* Problem requirements *
Update every line of the listing below by swapping "slurry transfer device" for "slurry conveying device" and keeping everything else the same.

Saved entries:
****************
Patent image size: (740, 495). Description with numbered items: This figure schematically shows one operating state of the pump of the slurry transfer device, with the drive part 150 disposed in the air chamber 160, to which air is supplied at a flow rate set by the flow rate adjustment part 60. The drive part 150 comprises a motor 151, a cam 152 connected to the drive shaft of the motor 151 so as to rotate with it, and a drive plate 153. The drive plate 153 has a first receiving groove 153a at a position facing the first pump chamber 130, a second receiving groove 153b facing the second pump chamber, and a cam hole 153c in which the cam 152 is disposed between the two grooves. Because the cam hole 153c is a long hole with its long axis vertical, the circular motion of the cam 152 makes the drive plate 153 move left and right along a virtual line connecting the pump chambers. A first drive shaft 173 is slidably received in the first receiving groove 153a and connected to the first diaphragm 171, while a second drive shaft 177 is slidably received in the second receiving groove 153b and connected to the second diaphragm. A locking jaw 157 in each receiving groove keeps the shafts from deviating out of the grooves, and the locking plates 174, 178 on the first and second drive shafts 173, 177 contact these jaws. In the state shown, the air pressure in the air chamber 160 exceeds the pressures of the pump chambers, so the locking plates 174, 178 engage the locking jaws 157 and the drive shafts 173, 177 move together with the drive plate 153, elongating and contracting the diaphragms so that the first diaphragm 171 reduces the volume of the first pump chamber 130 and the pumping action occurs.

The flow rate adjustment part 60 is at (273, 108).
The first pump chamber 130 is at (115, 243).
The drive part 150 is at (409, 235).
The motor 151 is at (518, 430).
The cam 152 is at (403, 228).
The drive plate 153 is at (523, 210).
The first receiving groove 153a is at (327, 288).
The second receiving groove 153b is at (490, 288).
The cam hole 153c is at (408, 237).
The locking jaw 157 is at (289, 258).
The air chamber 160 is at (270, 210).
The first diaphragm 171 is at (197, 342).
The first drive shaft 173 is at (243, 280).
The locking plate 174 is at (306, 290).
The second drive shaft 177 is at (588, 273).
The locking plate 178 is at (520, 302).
****************
* Complete response *
Patent image size: (740, 495). Description with numbered items: This figure schematically shows one operating state of the pump of the slurry conveying device, with the drive part 150 disposed in the air chamber 160, to which air is supplied at a flow rate set by the flow rate adjustment part 60. The drive part 150 comprises a motor 151, a cam 152 connected to the drive shaft of the motor 151 so as to rotate with it, and a drive plate 153. The drive plate 153 has a first receiving groove 153a at a position facing the first pump chamber 130, a second receiving groove 153b facing the second pump chamber, and a cam hole 153c in which the cam 152 is disposed between the two grooves. Because the cam hole 153c is a long hole with its long axis vertical, the circular motion of the cam 152 makes the drive plate 153 move left and right along a virtual line connecting the pump chambers. A first drive shaft 173 is slidably received in the first receiving groove 153a and connected to the first diaphragm 171, while a second drive shaft 177 is slidably received in the second receiving groove 153b and connected to the second diaphragm. A locking jaw 157 in each receiving groove keeps the shafts from deviating out of the grooves, and the locking plates 174, 178 on the first and second drive shafts 173, 177 contact these jaws. In the state shown, the air pressure in the air chamber 160 exceeds the pressures of the pump chambers, so the locking plates 174, 178 engage the locking jaws 157 and the drive shafts 173, 177 move together with the drive plate 153, elongating and contracting the diaphragms so that the first diaphragm 171 reduces the volume of the first pump chamber 130 and the pumping action occurs.

The flow rate adjustment part 60 is at (273, 108).
The first pump chamber 130 is at (115, 243).
The drive part 150 is at (409, 235).
The motor 151 is at (518, 430).
The cam 152 is at (403, 228).
The drive plate 153 is at (523, 210).
The first receiving groove 153a is at (327, 288).
The second receiving groove 153b is at (490, 288).
The cam hole 153c is at (408, 237).
The locking jaw 157 is at (289, 258).
The air chamber 160 is at (270, 210).
The first diaphragm 171 is at (197, 342).
The first drive shaft 173 is at (243, 280).
The locking plate 174 is at (306, 290).
The second drive shaft 177 is at (588, 273).
The locking plate 178 is at (520, 302).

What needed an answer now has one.